[Records contained in a dataset]
###

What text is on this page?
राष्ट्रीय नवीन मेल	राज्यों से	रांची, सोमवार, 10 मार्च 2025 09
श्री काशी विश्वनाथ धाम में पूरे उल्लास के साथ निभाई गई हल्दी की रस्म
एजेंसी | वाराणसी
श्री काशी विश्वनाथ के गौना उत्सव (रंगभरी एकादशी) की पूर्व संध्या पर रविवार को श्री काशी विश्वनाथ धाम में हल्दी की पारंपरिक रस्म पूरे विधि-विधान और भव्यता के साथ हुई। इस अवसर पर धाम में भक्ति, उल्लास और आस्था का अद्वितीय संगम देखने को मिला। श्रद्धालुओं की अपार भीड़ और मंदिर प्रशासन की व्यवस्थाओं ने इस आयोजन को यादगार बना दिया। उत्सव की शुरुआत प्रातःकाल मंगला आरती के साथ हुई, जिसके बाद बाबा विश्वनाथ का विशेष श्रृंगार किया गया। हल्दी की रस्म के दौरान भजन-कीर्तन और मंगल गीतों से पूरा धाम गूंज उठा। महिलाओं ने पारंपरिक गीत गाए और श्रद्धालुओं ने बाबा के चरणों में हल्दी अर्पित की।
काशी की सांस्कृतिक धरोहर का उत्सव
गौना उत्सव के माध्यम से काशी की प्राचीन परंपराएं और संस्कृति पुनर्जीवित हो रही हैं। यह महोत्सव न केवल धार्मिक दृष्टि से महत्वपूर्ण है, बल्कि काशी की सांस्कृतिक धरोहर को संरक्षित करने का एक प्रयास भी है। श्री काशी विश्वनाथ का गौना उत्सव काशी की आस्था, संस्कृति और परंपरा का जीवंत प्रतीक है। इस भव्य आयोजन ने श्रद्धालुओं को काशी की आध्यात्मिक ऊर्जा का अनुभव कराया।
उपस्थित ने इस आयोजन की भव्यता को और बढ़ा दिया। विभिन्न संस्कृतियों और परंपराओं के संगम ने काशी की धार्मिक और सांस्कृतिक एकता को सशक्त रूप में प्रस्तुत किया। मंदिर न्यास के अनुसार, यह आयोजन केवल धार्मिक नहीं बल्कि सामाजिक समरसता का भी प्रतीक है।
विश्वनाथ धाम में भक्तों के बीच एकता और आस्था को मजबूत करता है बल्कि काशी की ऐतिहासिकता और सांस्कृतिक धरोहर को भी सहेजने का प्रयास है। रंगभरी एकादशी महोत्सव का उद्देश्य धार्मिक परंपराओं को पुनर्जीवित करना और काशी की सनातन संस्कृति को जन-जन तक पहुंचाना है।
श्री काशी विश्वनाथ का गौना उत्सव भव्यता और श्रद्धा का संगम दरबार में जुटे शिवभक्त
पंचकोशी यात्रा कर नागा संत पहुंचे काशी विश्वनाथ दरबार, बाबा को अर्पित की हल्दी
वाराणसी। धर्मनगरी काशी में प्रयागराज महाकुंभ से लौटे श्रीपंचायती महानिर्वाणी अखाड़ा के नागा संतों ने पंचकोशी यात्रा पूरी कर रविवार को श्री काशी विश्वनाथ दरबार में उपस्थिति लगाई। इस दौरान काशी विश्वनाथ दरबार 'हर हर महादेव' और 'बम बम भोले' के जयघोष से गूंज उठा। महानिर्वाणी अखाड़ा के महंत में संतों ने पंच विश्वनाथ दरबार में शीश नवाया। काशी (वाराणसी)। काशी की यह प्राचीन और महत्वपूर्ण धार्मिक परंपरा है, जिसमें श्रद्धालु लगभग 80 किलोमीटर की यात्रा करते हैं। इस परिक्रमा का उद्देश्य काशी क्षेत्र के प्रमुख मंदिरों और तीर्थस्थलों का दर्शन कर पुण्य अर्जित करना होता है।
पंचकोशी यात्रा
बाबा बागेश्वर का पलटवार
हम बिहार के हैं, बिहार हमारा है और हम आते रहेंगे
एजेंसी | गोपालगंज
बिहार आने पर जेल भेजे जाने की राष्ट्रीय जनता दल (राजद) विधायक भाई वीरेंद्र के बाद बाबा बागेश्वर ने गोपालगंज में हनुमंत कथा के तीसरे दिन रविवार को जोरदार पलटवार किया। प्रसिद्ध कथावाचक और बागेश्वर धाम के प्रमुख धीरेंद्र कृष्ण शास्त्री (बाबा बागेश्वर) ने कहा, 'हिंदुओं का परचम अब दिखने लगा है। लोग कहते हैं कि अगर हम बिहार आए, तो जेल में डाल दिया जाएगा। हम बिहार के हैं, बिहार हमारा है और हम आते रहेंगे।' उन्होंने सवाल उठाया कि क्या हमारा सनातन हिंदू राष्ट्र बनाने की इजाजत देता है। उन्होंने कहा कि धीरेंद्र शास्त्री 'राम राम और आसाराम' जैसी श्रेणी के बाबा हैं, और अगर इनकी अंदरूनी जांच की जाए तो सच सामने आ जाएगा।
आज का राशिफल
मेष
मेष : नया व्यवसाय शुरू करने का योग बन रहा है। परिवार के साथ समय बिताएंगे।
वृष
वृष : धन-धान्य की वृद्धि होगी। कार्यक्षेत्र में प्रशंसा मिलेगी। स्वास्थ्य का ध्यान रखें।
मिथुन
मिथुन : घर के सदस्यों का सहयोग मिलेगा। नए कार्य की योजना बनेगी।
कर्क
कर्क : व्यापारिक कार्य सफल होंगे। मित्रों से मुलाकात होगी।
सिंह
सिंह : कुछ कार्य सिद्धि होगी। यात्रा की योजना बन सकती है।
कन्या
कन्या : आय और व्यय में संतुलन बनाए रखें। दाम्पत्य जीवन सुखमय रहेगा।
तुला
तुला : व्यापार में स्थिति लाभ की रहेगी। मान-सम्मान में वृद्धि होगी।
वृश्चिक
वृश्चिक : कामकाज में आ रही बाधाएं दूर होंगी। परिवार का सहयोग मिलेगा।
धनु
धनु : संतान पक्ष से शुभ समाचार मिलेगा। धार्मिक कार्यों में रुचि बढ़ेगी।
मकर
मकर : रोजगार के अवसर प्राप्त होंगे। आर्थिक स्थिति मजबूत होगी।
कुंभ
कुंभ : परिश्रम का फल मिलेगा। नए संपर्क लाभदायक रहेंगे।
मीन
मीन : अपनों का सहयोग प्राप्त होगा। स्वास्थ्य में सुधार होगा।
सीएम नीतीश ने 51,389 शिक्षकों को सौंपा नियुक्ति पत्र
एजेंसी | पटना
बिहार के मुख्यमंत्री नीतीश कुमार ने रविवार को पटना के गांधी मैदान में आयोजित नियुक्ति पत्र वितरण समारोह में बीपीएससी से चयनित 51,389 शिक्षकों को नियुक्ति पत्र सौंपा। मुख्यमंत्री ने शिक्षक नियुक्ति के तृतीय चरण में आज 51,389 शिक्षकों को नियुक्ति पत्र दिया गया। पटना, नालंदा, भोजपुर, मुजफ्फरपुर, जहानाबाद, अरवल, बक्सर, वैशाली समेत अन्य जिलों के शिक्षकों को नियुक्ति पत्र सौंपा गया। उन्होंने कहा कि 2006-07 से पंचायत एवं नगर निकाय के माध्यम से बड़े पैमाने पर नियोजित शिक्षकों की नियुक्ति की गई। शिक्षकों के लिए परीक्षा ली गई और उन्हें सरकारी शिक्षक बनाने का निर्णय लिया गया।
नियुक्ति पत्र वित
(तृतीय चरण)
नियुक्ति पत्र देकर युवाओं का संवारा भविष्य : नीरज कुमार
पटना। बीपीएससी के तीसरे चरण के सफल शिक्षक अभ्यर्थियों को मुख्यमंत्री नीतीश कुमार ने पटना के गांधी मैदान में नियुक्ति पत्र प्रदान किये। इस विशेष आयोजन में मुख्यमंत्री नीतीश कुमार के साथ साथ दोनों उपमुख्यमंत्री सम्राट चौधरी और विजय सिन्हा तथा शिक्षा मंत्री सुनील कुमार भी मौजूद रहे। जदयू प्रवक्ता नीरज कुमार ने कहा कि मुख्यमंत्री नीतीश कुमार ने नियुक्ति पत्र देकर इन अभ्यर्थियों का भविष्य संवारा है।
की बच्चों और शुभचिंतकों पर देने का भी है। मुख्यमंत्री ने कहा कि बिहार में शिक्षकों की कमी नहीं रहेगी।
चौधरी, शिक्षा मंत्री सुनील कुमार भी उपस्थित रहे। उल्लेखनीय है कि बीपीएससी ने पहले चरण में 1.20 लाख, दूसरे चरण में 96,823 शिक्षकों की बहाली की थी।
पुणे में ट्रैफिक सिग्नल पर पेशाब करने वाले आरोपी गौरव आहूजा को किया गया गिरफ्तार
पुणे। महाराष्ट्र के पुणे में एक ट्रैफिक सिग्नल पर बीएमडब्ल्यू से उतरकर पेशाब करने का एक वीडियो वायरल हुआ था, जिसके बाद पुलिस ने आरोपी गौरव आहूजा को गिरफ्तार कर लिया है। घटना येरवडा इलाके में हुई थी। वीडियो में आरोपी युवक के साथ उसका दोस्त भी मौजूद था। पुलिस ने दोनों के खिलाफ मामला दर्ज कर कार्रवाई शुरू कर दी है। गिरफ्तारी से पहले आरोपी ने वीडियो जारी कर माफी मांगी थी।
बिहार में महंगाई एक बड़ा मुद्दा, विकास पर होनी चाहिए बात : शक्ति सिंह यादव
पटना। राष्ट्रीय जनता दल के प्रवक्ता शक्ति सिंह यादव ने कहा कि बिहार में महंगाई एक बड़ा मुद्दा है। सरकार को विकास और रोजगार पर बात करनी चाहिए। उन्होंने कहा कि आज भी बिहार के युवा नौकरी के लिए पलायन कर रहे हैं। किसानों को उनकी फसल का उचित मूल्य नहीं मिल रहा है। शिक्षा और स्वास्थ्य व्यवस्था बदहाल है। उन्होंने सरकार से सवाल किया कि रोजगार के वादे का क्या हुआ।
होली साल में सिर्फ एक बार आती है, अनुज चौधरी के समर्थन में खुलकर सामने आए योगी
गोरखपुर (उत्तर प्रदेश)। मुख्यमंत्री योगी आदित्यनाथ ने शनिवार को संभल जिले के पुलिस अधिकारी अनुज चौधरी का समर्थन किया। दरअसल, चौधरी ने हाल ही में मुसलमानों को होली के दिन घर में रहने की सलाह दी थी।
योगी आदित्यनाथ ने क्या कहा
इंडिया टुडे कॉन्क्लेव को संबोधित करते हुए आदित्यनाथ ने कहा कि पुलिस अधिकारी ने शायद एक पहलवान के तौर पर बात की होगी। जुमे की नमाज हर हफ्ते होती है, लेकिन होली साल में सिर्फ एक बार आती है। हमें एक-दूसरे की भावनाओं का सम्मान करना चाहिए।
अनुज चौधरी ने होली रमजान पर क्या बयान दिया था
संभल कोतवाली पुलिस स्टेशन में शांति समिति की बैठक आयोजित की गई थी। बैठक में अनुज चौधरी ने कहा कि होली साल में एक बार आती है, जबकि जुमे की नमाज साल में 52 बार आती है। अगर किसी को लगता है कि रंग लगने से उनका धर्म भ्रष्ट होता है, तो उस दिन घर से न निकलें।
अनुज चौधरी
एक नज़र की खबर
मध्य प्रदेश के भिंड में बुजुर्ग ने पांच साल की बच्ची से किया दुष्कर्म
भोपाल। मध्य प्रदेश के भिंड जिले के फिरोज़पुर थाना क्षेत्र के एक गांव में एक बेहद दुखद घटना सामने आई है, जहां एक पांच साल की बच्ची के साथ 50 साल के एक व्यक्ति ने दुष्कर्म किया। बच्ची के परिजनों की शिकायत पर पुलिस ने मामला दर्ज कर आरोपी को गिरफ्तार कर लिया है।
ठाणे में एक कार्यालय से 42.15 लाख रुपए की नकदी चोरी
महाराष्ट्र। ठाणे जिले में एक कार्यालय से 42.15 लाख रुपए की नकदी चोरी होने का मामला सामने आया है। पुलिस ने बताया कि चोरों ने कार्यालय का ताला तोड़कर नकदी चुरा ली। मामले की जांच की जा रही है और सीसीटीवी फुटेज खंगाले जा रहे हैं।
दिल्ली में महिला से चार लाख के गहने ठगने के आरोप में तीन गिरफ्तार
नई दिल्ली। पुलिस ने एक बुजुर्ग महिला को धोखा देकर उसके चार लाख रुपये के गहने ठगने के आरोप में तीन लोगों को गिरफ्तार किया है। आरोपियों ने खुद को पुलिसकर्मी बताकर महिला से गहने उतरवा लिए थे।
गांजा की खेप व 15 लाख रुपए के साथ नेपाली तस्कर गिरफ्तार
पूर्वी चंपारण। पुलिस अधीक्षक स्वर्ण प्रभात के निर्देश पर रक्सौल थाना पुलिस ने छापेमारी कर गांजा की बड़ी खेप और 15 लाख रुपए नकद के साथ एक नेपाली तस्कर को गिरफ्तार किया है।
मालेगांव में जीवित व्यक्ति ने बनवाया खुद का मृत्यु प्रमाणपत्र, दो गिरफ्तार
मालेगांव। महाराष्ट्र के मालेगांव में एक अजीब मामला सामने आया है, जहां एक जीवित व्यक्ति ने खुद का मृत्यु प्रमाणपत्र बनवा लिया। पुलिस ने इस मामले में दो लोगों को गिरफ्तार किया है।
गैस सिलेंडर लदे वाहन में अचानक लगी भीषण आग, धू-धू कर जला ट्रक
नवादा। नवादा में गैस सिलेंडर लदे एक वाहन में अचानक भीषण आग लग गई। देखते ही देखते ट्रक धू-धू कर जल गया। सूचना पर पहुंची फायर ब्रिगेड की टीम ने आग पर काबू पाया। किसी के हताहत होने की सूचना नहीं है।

###

Check each line of the entries for the string "पलटव". Copy the lines that have it.

**Exercise output:**
बाबा बागेश्वर का पलटवार
बिहार आने पर जेल भेजे जाने की राष्ट्रीय जनता दल (राजद) विधायक भाई वीरेंद्र के बाद बाबा बागेश्वर ने गोपालगंज में हनुमंत कथा के तीसरे दिन रविवार को जोरदार पलटवार किया। प्रसिद्ध कथावाचक और बागेश्वर धाम के प्रमुख धीरेंद्र कृष्ण शास्त्री (बाबा बागेश्वर) ने कहा, 'हिंदुओं का परचम अब दिखने लगा है। लोग कहते हैं कि अगर हम बिहार आए, तो जेल में डाल दिया जाएगा। हम बिहार के हैं, बिहार हमारा है और हम आते रहेंगे।' उन्होंने सवाल उठाया कि क्या हमारा सनातन हिंदू राष्ट्र बनाने की इजाजत देता है। उन्होंने कहा कि धीरेंद्र शास्त्री 'राम राम और आसाराम' जैसी श्रेणी के बाबा हैं, और अगर इनकी अंदरूनी जांच की जाए तो सच सामने आ जाएगा।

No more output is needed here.